>> BEGIN INPUT

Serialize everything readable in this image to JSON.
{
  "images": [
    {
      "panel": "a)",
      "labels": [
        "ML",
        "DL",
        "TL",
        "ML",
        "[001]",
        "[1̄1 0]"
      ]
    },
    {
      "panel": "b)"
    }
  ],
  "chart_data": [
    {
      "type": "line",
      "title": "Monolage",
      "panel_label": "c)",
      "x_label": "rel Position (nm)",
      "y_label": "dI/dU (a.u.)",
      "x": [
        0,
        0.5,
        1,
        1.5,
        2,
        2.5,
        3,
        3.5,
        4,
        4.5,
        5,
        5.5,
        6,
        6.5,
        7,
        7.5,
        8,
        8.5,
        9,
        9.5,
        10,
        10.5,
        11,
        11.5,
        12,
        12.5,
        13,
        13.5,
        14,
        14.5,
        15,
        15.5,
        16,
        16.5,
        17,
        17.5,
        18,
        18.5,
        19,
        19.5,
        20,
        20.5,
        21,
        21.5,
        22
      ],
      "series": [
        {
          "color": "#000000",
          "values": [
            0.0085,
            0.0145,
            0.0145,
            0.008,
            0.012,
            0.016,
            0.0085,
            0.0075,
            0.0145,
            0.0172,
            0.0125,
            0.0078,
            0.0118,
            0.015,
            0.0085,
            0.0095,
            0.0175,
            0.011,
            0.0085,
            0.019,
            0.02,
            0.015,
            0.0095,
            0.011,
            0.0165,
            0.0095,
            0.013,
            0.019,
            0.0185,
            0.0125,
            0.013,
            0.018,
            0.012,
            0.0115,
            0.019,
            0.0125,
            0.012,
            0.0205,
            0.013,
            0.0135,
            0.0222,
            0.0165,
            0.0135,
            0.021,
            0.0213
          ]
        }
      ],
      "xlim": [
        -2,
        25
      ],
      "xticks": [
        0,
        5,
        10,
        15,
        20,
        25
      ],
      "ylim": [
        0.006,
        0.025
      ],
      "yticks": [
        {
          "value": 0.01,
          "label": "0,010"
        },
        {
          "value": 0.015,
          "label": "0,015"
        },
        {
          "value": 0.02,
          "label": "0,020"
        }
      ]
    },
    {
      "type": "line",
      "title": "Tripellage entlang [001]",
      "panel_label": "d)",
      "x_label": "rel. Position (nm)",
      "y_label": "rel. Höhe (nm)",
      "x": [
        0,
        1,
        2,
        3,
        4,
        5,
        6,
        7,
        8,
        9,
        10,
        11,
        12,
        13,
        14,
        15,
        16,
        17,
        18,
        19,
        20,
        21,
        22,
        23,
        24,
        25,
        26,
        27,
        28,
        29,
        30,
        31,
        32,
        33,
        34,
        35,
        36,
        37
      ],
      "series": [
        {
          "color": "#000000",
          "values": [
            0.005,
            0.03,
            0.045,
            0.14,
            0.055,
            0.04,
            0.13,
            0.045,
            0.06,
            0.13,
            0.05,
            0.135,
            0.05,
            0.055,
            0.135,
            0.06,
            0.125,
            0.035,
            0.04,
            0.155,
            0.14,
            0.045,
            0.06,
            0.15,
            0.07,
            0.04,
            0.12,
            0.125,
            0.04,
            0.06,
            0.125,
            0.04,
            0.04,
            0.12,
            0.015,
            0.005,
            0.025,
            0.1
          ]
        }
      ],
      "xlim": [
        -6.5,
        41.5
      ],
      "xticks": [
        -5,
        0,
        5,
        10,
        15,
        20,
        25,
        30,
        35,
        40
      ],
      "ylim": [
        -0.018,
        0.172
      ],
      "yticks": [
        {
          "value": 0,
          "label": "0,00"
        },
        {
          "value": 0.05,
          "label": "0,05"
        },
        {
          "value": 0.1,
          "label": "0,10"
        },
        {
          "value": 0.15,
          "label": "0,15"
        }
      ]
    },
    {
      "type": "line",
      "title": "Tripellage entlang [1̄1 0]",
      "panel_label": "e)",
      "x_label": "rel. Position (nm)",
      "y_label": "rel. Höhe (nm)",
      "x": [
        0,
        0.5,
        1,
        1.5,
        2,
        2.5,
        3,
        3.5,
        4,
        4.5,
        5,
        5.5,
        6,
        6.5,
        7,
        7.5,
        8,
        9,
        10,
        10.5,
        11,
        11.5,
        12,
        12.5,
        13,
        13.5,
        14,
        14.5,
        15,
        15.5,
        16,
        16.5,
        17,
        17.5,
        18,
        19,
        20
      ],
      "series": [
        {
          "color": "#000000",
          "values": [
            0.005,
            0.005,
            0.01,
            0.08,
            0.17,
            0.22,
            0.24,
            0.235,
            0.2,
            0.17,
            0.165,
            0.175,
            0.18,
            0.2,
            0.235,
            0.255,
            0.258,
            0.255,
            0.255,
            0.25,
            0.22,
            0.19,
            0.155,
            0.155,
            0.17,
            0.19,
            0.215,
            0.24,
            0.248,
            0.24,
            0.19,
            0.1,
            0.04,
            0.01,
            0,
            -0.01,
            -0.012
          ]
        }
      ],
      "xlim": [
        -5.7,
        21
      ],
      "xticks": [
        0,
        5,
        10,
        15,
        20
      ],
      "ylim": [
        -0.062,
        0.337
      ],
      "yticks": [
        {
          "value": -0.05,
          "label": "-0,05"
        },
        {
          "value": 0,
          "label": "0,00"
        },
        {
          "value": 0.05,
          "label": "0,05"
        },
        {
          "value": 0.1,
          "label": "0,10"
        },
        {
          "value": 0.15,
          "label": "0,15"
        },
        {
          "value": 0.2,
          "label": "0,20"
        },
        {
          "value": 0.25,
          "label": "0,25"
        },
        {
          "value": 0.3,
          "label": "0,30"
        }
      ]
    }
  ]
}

>> END INPUT

**PROBLEM STATEMENT**
Pick out each line that holds the string "entlang".

**WORKED ANSWER**
      "title": "Tripellage entlang [001]",
      "title": "Tripellage entlang [1̄1 0]",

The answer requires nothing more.